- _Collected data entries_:

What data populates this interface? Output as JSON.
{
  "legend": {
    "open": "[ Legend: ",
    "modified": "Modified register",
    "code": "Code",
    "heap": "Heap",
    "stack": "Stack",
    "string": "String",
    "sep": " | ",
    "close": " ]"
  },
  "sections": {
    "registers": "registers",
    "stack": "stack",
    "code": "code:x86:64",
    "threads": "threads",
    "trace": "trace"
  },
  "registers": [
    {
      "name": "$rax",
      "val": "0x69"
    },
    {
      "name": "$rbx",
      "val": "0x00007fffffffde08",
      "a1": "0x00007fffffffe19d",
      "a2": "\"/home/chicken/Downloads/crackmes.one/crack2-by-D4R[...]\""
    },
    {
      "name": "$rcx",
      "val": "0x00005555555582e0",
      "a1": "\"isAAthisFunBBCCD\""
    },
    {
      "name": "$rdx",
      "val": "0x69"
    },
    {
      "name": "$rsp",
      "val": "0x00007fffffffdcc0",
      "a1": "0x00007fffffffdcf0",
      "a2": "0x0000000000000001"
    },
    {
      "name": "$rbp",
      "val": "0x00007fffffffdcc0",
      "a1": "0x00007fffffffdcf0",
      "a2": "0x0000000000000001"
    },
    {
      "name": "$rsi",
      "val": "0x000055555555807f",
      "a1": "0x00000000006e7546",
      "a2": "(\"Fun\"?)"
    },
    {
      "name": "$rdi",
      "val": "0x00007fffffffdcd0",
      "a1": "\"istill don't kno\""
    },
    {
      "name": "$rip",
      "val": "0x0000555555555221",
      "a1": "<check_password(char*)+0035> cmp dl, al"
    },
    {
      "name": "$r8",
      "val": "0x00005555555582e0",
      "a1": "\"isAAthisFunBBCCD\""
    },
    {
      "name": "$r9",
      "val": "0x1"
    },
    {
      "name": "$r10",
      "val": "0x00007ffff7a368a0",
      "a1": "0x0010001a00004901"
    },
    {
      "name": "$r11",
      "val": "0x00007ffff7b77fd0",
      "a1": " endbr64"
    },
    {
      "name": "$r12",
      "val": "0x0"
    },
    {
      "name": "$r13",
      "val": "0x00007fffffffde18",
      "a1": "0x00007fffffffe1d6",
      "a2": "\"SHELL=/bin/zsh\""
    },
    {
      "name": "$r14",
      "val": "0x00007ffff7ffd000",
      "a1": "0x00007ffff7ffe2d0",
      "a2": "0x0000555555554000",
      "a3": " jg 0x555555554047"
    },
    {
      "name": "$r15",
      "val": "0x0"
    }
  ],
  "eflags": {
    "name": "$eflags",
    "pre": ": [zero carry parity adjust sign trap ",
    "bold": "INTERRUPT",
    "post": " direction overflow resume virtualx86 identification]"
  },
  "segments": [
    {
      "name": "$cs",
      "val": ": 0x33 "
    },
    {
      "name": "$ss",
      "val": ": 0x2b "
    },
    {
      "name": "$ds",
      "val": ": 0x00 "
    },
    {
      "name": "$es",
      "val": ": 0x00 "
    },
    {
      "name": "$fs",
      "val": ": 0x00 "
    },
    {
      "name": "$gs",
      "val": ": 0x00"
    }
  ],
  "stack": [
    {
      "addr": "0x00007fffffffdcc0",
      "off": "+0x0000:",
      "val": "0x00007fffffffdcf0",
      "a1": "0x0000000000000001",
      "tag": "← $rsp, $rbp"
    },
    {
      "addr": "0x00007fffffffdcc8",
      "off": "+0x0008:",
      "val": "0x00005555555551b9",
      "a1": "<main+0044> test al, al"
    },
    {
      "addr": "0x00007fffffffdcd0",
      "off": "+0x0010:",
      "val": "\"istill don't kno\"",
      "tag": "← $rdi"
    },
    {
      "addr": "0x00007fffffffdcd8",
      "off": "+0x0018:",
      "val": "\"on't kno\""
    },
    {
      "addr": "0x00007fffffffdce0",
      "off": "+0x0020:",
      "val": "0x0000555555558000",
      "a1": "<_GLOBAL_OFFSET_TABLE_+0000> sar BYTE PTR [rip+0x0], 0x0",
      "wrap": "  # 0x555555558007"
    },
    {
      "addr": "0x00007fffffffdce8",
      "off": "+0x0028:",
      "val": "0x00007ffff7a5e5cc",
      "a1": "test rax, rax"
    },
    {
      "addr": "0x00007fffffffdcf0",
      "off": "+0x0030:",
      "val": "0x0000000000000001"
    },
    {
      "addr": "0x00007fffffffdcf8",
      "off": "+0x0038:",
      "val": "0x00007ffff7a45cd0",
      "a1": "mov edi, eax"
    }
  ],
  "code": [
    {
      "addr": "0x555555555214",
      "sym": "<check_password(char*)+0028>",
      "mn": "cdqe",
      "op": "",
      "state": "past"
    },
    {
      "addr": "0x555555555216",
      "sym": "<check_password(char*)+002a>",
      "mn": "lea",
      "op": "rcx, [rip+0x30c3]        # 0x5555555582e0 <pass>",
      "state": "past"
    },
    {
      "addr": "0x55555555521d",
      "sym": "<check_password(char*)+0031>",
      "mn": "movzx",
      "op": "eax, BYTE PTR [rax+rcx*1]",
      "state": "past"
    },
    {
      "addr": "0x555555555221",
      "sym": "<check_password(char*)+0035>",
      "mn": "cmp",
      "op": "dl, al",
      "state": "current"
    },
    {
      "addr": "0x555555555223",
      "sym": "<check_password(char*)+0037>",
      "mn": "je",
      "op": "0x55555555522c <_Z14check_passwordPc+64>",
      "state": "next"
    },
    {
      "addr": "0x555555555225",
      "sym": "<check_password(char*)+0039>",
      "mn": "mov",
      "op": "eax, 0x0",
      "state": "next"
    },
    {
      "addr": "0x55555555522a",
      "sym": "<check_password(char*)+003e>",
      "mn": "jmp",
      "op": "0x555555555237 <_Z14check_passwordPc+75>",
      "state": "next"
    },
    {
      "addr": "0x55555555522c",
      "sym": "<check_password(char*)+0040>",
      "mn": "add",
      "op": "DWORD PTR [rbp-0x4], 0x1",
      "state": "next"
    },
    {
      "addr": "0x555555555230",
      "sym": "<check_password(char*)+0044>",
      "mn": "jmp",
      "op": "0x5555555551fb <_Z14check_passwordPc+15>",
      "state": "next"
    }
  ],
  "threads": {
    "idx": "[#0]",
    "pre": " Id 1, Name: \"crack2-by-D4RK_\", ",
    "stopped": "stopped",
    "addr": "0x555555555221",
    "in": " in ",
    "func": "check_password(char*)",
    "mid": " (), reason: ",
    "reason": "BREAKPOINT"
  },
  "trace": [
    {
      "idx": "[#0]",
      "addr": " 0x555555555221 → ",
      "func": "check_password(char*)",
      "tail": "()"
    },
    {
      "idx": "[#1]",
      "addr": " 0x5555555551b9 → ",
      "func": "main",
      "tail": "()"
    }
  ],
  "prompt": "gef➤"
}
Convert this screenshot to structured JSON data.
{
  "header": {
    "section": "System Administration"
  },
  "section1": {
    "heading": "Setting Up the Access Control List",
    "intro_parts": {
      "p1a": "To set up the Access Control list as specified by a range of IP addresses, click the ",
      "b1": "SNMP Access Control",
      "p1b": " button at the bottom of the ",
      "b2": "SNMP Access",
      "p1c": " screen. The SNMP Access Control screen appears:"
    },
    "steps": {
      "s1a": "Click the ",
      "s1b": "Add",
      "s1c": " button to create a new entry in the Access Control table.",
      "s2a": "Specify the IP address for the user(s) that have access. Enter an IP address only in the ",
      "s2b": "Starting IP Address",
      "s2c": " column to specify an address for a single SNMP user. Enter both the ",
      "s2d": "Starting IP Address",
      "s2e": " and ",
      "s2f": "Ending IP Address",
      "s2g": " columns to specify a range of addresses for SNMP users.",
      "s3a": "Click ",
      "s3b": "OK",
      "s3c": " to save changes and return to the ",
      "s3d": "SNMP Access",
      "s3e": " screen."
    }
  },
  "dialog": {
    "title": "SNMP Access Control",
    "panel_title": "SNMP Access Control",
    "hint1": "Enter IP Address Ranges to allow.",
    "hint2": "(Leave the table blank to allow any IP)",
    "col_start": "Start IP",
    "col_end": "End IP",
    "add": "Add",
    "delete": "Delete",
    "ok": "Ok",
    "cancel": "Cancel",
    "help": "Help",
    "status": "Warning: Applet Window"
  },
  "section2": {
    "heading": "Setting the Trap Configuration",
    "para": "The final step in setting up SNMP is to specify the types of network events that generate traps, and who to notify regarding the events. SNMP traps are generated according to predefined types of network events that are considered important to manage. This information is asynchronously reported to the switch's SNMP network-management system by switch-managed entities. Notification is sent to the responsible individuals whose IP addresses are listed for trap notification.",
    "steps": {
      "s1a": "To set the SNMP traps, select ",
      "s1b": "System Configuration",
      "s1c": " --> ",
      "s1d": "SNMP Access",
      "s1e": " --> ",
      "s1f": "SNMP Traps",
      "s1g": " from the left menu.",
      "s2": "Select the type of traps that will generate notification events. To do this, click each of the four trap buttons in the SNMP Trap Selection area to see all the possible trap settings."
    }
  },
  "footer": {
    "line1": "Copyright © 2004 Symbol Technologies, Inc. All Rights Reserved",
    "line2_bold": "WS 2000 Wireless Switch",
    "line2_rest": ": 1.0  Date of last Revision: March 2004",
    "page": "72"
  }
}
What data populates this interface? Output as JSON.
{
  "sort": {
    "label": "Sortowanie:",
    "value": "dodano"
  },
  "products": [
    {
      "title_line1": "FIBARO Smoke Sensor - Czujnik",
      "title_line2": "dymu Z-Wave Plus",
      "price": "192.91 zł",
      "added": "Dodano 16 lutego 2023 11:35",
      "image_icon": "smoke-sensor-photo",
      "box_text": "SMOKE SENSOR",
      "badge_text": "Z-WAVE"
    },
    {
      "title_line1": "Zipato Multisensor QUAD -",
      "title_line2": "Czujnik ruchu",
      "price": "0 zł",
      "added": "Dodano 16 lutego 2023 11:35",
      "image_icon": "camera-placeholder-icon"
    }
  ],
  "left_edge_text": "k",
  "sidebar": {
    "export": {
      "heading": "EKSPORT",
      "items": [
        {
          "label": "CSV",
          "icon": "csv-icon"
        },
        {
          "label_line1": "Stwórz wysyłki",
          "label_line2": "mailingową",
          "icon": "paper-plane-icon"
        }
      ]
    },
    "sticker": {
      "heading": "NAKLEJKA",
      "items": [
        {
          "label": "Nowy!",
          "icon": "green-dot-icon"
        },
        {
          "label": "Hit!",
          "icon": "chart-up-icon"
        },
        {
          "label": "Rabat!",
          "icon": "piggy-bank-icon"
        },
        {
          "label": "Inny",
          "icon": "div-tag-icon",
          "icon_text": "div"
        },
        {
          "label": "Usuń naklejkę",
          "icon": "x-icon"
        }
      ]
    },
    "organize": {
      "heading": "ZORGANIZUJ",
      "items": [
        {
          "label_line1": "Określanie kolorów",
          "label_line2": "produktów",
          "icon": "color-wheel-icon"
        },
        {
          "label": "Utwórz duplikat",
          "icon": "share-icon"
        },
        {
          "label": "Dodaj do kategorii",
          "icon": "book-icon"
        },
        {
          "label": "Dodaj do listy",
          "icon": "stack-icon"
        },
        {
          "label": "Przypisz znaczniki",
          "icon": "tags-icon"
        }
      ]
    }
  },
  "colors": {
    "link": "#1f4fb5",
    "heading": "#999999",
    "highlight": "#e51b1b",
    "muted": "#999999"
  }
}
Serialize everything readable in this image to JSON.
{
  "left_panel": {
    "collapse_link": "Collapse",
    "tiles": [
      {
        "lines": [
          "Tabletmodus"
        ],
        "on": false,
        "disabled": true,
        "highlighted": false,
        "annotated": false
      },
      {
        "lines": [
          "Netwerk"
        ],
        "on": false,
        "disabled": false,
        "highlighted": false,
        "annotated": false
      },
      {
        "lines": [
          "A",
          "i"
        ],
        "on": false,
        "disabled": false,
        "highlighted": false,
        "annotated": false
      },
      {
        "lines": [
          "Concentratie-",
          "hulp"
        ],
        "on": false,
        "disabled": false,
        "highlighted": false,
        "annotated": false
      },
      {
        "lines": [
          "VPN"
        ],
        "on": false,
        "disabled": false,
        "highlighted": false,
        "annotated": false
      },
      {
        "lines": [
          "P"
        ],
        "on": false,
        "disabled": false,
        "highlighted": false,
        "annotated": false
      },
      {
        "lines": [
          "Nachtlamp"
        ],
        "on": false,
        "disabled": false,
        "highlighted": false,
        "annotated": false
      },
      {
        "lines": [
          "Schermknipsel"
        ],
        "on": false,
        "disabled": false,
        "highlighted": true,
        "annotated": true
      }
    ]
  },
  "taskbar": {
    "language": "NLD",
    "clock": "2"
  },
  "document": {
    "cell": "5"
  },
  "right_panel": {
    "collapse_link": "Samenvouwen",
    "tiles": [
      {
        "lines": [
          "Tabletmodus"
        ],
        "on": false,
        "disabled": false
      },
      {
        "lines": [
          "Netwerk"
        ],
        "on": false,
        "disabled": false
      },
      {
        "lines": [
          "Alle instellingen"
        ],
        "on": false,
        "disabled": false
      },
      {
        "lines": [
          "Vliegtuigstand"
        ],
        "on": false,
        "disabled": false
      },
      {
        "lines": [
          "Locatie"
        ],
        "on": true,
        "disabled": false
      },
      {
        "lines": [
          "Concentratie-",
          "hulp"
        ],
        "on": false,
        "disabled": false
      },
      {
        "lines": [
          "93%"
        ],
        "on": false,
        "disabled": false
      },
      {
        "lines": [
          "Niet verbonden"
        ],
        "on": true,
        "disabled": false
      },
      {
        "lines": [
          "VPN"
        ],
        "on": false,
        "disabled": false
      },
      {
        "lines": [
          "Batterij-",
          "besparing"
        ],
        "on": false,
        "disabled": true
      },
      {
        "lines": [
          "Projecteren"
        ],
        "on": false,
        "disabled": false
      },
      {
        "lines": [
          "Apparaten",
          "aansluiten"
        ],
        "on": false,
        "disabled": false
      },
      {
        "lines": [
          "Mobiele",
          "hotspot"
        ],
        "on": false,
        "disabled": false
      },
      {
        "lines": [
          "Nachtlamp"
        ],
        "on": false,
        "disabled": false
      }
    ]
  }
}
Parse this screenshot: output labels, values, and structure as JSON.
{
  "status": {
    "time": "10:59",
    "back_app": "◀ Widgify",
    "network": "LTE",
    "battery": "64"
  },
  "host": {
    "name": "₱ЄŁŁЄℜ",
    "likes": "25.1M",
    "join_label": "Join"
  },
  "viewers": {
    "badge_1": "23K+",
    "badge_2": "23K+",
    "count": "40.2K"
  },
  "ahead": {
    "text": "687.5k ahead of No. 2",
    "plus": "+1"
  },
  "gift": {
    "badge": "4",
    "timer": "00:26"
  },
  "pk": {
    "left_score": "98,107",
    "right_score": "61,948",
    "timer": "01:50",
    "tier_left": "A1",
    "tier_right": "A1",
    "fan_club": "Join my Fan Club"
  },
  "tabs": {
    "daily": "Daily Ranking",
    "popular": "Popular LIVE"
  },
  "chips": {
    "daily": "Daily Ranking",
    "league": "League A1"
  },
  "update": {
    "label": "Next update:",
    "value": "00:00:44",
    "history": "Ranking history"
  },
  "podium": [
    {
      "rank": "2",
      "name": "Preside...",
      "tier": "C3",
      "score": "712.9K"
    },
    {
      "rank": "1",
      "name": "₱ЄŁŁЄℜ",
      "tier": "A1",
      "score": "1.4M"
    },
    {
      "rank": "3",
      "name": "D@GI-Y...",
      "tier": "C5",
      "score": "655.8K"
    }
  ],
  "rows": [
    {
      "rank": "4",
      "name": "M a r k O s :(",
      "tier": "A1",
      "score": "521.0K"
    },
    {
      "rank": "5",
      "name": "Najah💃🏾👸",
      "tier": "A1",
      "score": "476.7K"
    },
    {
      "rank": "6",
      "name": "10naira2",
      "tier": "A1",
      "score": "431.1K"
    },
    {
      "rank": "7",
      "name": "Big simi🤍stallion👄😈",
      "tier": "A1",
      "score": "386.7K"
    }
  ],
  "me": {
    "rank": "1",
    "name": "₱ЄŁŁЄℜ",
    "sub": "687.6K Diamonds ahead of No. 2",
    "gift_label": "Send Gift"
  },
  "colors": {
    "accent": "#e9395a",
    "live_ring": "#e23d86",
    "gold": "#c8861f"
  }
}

- _Instructions for the task_:
Gather each line that holds "heading".

- _Answer_:
    "heading": "Setting Up the Access Control List",
    "heading": "Setting the Trap Configuration",
      "heading": "EKSPORT",
      "heading": "NAKLEJKA",
      "heading": "ZORGANIZUJ",
    "heading": "#999999",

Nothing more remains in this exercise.